▶ **YOUR OBJECTIVE**
Extract each line holding the word "contour" from the entries.

▶ **MATERIAL SHOWN**
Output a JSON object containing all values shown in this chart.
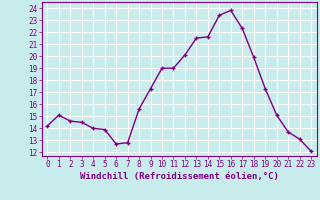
{
  "x": [
    0,
    1,
    2,
    3,
    4,
    5,
    6,
    7,
    8,
    9,
    10,
    11,
    12,
    13,
    14,
    15,
    16,
    17,
    18,
    19,
    20,
    21,
    22,
    23
  ],
  "y": [
    14.2,
    15.1,
    14.6,
    14.5,
    14.0,
    13.9,
    12.7,
    12.8,
    15.6,
    17.3,
    19.0,
    19.0,
    20.1,
    21.5,
    21.6,
    23.4,
    23.8,
    22.3,
    19.9,
    17.3,
    15.1,
    13.7,
    13.1,
    12.1
  ],
  "line_color": "#800080",
  "marker": "+",
  "bg_color": "#c8ecec",
  "grid_color": "#b0d8d8",
  "xlabel": "Windchill (Refroidissement éolien,°C)",
  "ylabel_ticks": [
    12,
    13,
    14,
    15,
    16,
    17,
    18,
    19,
    20,
    21,
    22,
    23,
    24
  ],
  "ylim": [
    11.7,
    24.5
  ],
  "xlim": [
    -0.5,
    23.5
  ],
  "tick_color": "#800080",
  "label_color": "#800080",
  "tick_fontsize": 5.5,
  "xlabel_fontsize": 6.5
}
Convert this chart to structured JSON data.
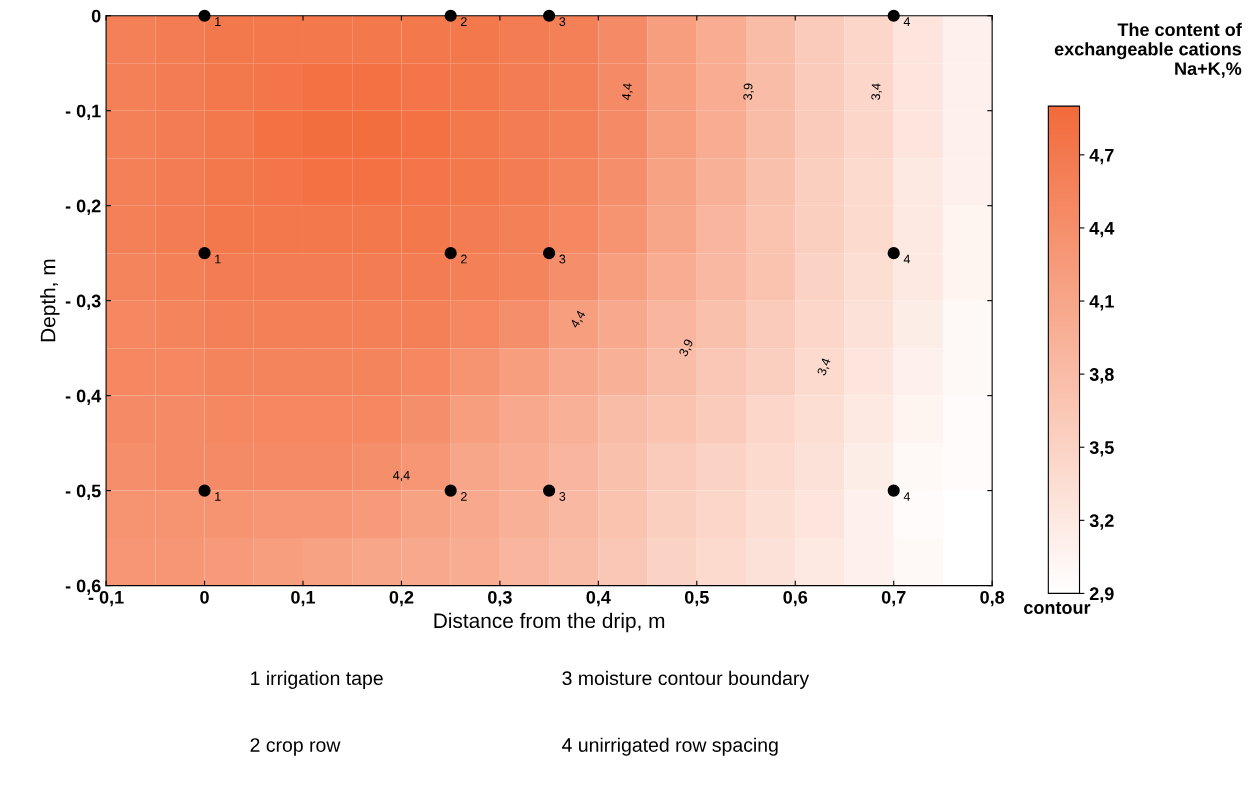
{
  "chart_data": {
    "type": "heatmap",
    "xlabel": "Distance from the drip, m",
    "ylabel": "Depth, m",
    "clabel": "The content of\nexchangeable cations\nNa+K,%",
    "x": [
      -0.075,
      -0.025,
      0.025,
      0.075,
      0.125,
      0.175,
      0.225,
      0.275,
      0.325,
      0.375,
      0.425,
      0.475,
      0.525,
      0.575,
      0.625,
      0.675,
      0.725,
      0.775
    ],
    "cells": [
      [
        4.6,
        4.65,
        4.7,
        4.7,
        4.7,
        4.7,
        4.7,
        4.7,
        4.65,
        4.6,
        4.45,
        4.2,
        4.0,
        3.8,
        3.6,
        3.45,
        3.25,
        3.1
      ],
      [
        4.6,
        4.65,
        4.7,
        4.75,
        4.8,
        4.8,
        4.75,
        4.7,
        4.65,
        4.6,
        4.45,
        4.2,
        4.0,
        3.8,
        3.6,
        3.45,
        3.25,
        3.1
      ],
      [
        4.6,
        4.65,
        4.7,
        4.8,
        4.85,
        4.85,
        4.8,
        4.7,
        4.65,
        4.6,
        4.45,
        4.2,
        4.0,
        3.8,
        3.6,
        3.45,
        3.25,
        3.1
      ],
      [
        4.6,
        4.65,
        4.7,
        4.75,
        4.8,
        4.8,
        4.75,
        4.7,
        4.65,
        4.55,
        4.4,
        4.15,
        3.95,
        3.75,
        3.55,
        3.4,
        3.2,
        3.1
      ],
      [
        4.6,
        4.65,
        4.7,
        4.7,
        4.7,
        4.7,
        4.7,
        4.65,
        4.6,
        4.5,
        4.35,
        4.1,
        3.9,
        3.7,
        3.55,
        3.4,
        3.2,
        3.05
      ],
      [
        4.55,
        4.6,
        4.65,
        4.65,
        4.65,
        4.65,
        4.65,
        4.6,
        4.55,
        4.4,
        4.2,
        4.0,
        3.85,
        3.7,
        3.5,
        3.35,
        3.2,
        3.05
      ],
      [
        4.5,
        4.55,
        4.6,
        4.6,
        4.6,
        4.6,
        4.6,
        4.5,
        4.4,
        4.2,
        4.05,
        3.9,
        3.75,
        3.6,
        3.45,
        3.3,
        3.15,
        3.0
      ],
      [
        4.5,
        4.5,
        4.55,
        4.55,
        4.55,
        4.55,
        4.5,
        4.35,
        4.2,
        4.05,
        3.95,
        3.8,
        3.65,
        3.55,
        3.4,
        3.25,
        3.1,
        3.0
      ],
      [
        4.45,
        4.45,
        4.5,
        4.5,
        4.5,
        4.5,
        4.4,
        4.2,
        4.05,
        3.95,
        3.8,
        3.7,
        3.6,
        3.45,
        3.35,
        3.2,
        3.05,
        2.95
      ],
      [
        4.4,
        4.45,
        4.45,
        4.45,
        4.45,
        4.4,
        4.3,
        4.1,
        4.0,
        3.9,
        3.75,
        3.6,
        3.5,
        3.4,
        3.3,
        3.15,
        3.0,
        2.95
      ],
      [
        4.35,
        4.35,
        4.35,
        4.3,
        4.3,
        4.25,
        4.15,
        4.05,
        3.95,
        3.85,
        3.7,
        3.55,
        3.45,
        3.35,
        3.25,
        3.1,
        2.95,
        2.9
      ],
      [
        4.3,
        4.3,
        4.25,
        4.2,
        4.15,
        4.1,
        4.05,
        4.0,
        3.9,
        3.8,
        3.65,
        3.5,
        3.4,
        3.3,
        3.2,
        3.1,
        3.0,
        2.9
      ]
    ],
    "colors": [
      "#ffffff",
      "#f26a3a"
    ],
    "clim": [
      2.9,
      4.9
    ],
    "cticks": [
      {
        "value": 2.9,
        "label": "2,9"
      },
      {
        "value": 3.2,
        "label": "3,2"
      },
      {
        "value": 3.5,
        "label": "3,5"
      },
      {
        "value": 3.8,
        "label": "3,8"
      },
      {
        "value": 4.1,
        "label": "4,1"
      },
      {
        "value": 4.4,
        "label": "4,4"
      },
      {
        "value": 4.7,
        "label": "4,7"
      }
    ],
    "xlim": [
      -0.1,
      0.8
    ],
    "xticks": [
      {
        "value": -0.1,
        "label": "- 0,1"
      },
      {
        "value": 0,
        "label": "0"
      },
      {
        "value": 0.1,
        "label": "0,1"
      },
      {
        "value": 0.2,
        "label": "0,2"
      },
      {
        "value": 0.3,
        "label": "0,3"
      },
      {
        "value": 0.4,
        "label": "0,4"
      },
      {
        "value": 0.5,
        "label": "0,5"
      },
      {
        "value": 0.6,
        "label": "0,6"
      },
      {
        "value": 0.7,
        "label": "0,7"
      },
      {
        "value": 0.8,
        "label": "0,8"
      }
    ],
    "ylim": [
      -0.6,
      0
    ],
    "yticks": [
      {
        "value": -0.6,
        "label": "- 0,6"
      },
      {
        "value": -0.5,
        "label": "- 0,5"
      },
      {
        "value": -0.4,
        "label": "- 0,4"
      },
      {
        "value": -0.3,
        "label": "- 0,3"
      },
      {
        "value": -0.2,
        "label": "- 0,2"
      },
      {
        "value": -0.1,
        "label": "- 0,1"
      },
      {
        "value": 0,
        "label": "0"
      }
    ],
    "grid": false,
    "marker": "circle",
    "series": [
      {
        "type": "scatter",
        "color": "#000000",
        "x": [
          0,
          0.25,
          0.35,
          0.7,
          0,
          0.25,
          0.35,
          0.7,
          0,
          0.25,
          0.35,
          0.7
        ],
        "values": [
          0,
          0,
          0,
          0,
          -0.25,
          -0.25,
          -0.25,
          -0.25,
          -0.5,
          -0.5,
          -0.5,
          -0.5
        ]
      }
    ],
    "annotations": [
      {
        "text": "1",
        "x": 0,
        "y": 0
      },
      {
        "text": "2",
        "x": 0.25,
        "y": 0
      },
      {
        "text": "3",
        "x": 0.35,
        "y": 0
      },
      {
        "text": "4",
        "x": 0.7,
        "y": 0
      },
      {
        "text": "1",
        "x": 0,
        "y": -0.25
      },
      {
        "text": "2",
        "x": 0.25,
        "y": -0.25
      },
      {
        "text": "3",
        "x": 0.35,
        "y": -0.25
      },
      {
        "text": "4",
        "x": 0.7,
        "y": -0.25
      },
      {
        "text": "1",
        "x": 0,
        "y": -0.5
      },
      {
        "text": "2",
        "x": 0.25,
        "y": -0.5
      },
      {
        "text": "3",
        "x": 0.35,
        "y": -0.5
      },
      {
        "text": "4",
        "x": 0.7,
        "y": -0.5
      },
      "contour",
      "1 irrigation tape",
      "2 crop row",
      "3 moisture contour boundary",
      "4 unirrigated row spacing",
      "4,4",
      "4,4",
      "4,4",
      "3,9",
      "3,9",
      "3,4",
      "3,4"
    ]
  }
}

▶ **ANSWER**
      "contour",
      "3 moisture contour boundary",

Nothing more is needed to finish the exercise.